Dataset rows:
++++++++++++++++++++
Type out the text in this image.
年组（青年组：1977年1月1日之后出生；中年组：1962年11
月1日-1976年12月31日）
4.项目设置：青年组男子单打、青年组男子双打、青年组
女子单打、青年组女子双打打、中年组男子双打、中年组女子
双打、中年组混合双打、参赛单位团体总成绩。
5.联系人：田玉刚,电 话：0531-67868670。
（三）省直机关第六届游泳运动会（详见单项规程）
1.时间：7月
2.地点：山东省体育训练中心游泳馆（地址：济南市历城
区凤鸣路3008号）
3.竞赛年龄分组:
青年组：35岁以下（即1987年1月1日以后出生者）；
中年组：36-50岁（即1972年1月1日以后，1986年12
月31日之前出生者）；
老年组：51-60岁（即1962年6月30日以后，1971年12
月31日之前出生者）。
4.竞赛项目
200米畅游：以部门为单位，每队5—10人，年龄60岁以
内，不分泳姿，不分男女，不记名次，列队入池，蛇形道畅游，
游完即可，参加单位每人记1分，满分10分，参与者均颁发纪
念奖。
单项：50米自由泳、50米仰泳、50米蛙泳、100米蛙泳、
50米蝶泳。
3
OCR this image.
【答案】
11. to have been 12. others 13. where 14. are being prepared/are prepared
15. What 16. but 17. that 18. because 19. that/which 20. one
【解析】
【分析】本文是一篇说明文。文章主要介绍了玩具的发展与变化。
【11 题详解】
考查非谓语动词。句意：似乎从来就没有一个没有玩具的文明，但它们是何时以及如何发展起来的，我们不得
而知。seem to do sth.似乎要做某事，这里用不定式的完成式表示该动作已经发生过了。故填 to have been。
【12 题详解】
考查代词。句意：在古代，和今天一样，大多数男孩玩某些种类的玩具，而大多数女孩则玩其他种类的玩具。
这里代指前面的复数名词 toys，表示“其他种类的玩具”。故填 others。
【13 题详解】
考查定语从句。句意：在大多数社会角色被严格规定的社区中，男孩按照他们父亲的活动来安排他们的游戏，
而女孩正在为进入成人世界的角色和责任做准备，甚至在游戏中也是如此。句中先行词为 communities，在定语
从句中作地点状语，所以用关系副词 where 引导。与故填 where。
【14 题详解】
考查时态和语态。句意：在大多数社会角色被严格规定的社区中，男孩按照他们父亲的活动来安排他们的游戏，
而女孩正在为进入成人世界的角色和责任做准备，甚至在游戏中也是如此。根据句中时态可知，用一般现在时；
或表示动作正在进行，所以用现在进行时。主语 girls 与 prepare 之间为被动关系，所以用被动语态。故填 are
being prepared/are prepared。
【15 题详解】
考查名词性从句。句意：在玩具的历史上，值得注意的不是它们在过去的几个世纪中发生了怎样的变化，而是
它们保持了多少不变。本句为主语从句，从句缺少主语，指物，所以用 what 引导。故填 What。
++++++++++++++++++++
● **Task brief**
Exactly as written, please output every entry.

● **Exercise result**
Type out the text in this image.
年组（青年组：1977年1月1日之后出生；中年组：1962年11
月1日-1976年12月31日）
4.项目设置：青年组男子单打、青年组男子双打、青年组
女子单打、青年组女子双打打、中年组男子双打、中年组女子
双打、中年组混合双打、参赛单位团体总成绩。
5.联系人：田玉刚,电 话：0531-67868670。
（三）省直机关第六届游泳运动会（详见单项规程）
1.时间：7月
2.地点：山东省体育训练中心游泳馆（地址：济南市历城
区凤鸣路3008号）
3.竞赛年龄分组:
青年组：35岁以下（即1987年1月1日以后出生者）；
中年组：36-50岁（即1972年1月1日以后，1986年12
月31日之前出生者）；
老年组：51-60岁（即1962年6月30日以后，1971年12
月31日之前出生者）。
4.竞赛项目
200米畅游：以部门为单位，每队5—10人，年龄60岁以
内，不分泳姿，不分男女，不记名次，列队入池，蛇形道畅游，
游完即可，参加单位每人记1分，满分10分，参与者均颁发纪
念奖。
单项：50米自由泳、50米仰泳、50米蛙泳、100米蛙泳、
50米蝶泳。
3
OCR this image.
【答案】
11. to have been 12. others 13. where 14. are being prepared/are prepared
15. What 16. but 17. that 18. because 19. that/which 20. one
【解析】
【分析】本文是一篇说明文。文章主要介绍了玩具的发展与变化。
【11 题详解】
考查非谓语动词。句意：似乎从来就没有一个没有玩具的文明，但它们是何时以及如何发展起来的，我们不得
而知。seem to do sth.似乎要做某事，这里用不定式的完成式表示该动作已经发生过了。故填 to have been。
【12 题详解】
考查代词。句意：在古代，和今天一样，大多数男孩玩某些种类的玩具，而大多数女孩则玩其他种类的玩具。
这里代指前面的复数名词 toys，表示“其他种类的玩具”。故填 others。
【13 题详解】
考查定语从句。句意：在大多数社会角色被严格规定的社区中，男孩按照他们父亲的活动来安排他们的游戏，
而女孩正在为进入成人世界的角色和责任做准备，甚至在游戏中也是如此。句中先行词为 communities，在定语
从句中作地点状语，所以用关系副词 where 引导。与故填 where。
【14 题详解】
考查时态和语态。句意：在大多数社会角色被严格规定的社区中，男孩按照他们父亲的活动来安排他们的游戏，
而女孩正在为进入成人世界的角色和责任做准备，甚至在游戏中也是如此。根据句中时态可知，用一般现在时；
或表示动作正在进行，所以用现在进行时。主语 girls 与 prepare 之间为被动关系，所以用被动语态。故填 are
being prepared/are prepared。
【15 题详解】
考查名词性从句。句意：在玩具的历史上，值得注意的不是它们在过去的几个世纪中发生了怎样的变化，而是
它们保持了多少不变。本句为主语从句，从句缺少主语，指物，所以用 what 引导。故填 What。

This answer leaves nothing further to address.